§ SET TASK:
Return each line of the listing that contains the string "helfen".

§ RECORDS TO PROCESS:
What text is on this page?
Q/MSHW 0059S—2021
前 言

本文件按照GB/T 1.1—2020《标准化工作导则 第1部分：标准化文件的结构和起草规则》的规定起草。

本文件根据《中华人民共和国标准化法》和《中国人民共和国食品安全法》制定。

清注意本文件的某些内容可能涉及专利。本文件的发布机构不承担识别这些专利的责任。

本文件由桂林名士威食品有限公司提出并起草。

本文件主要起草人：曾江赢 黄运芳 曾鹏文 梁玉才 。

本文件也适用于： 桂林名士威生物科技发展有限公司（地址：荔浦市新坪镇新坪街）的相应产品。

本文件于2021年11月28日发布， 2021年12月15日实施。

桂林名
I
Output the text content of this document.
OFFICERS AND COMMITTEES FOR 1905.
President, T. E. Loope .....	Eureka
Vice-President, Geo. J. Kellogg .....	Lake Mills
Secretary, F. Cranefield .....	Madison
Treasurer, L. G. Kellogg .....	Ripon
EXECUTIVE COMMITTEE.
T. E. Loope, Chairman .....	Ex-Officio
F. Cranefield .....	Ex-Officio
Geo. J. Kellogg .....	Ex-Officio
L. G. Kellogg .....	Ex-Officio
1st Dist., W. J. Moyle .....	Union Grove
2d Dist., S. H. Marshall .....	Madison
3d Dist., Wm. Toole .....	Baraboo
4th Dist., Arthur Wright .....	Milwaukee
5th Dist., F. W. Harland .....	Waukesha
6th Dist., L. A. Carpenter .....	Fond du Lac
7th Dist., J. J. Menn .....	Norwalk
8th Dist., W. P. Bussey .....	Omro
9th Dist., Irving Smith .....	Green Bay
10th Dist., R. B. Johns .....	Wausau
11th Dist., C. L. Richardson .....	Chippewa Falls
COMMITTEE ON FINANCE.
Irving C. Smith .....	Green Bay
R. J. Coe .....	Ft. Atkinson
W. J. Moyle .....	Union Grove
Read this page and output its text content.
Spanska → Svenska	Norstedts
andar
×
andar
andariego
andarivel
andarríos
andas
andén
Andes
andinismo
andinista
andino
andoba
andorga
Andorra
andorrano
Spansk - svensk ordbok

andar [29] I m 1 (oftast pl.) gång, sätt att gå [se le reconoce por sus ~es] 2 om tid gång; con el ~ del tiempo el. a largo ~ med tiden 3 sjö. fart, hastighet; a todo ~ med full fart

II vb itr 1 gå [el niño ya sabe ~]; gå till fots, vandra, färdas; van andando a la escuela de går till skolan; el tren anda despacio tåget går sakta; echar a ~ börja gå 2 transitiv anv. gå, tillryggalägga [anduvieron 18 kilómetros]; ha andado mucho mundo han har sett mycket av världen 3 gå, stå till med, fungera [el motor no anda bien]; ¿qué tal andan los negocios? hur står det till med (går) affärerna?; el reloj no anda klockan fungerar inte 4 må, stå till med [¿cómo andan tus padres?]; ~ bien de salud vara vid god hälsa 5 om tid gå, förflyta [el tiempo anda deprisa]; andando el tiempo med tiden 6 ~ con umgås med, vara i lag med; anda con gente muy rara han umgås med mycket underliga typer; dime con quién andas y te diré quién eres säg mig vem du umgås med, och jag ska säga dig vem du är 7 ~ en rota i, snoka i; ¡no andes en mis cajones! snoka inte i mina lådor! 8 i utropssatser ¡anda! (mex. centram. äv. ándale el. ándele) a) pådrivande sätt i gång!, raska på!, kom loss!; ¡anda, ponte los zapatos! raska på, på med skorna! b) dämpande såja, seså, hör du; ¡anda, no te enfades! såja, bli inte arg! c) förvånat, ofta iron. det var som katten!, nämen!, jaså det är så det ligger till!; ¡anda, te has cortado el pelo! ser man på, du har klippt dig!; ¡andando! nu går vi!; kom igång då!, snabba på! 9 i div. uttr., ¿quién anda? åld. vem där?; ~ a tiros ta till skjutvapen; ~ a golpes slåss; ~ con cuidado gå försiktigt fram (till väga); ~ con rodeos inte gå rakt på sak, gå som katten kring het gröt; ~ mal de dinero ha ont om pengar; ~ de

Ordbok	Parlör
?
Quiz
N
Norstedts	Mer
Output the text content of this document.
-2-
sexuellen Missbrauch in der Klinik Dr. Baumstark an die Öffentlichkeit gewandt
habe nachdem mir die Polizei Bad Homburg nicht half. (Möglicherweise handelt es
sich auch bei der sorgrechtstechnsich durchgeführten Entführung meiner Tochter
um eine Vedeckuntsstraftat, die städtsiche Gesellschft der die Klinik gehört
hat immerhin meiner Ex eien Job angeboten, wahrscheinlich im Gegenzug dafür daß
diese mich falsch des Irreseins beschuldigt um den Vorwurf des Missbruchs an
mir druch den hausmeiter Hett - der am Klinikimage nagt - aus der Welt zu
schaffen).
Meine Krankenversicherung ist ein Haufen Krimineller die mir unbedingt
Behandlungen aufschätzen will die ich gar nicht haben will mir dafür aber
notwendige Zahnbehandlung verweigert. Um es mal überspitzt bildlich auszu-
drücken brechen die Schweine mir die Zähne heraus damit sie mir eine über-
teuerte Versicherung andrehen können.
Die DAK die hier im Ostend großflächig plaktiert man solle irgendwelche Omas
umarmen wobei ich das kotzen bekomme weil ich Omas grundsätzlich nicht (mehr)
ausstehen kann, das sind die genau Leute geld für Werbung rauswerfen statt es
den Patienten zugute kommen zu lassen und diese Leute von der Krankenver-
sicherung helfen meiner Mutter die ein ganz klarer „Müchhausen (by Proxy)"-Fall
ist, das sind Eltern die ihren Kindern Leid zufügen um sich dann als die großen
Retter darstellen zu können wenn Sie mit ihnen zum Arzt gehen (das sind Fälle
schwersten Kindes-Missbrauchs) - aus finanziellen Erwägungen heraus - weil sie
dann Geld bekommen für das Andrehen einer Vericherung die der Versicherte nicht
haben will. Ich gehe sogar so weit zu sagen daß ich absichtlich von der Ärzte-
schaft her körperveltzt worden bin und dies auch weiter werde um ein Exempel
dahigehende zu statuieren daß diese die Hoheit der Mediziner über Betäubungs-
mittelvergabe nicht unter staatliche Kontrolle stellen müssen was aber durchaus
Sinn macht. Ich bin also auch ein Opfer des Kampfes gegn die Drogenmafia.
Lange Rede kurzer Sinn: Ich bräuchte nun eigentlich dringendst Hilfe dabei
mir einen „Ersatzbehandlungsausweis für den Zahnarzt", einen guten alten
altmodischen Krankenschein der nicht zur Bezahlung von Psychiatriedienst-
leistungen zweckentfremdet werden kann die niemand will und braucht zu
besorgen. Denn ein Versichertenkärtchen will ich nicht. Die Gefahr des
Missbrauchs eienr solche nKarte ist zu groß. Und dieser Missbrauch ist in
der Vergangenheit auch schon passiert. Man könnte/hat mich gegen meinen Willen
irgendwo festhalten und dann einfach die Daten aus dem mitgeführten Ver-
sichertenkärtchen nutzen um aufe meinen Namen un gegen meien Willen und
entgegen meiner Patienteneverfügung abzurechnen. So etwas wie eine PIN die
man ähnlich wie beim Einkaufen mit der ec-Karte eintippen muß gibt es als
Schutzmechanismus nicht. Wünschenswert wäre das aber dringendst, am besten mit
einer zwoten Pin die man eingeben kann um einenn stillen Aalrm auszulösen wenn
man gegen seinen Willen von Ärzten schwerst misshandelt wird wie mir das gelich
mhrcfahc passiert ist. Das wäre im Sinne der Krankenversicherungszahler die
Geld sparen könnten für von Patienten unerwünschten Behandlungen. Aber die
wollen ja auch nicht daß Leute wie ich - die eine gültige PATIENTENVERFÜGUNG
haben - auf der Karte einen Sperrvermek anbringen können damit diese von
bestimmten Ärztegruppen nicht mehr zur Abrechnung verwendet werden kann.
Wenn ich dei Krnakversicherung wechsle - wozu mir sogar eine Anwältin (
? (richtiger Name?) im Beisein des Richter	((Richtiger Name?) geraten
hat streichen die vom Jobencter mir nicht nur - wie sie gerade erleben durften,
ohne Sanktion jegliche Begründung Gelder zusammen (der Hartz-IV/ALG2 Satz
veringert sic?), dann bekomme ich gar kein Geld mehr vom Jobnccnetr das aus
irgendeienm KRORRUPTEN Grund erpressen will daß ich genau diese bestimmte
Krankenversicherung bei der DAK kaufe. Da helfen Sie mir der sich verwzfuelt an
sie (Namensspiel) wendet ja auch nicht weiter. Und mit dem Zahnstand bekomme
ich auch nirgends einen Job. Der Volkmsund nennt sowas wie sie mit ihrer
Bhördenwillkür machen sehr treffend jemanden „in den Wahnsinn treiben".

§ FINISHED TASK:
sicherung helfen meiner Mutter die ein ganz klarer „Müchhausen (by Proxy)"-Fall
Krankenversicherung bei der DAK kaufe. Da helfen Sie mir der sich verwzfuelt an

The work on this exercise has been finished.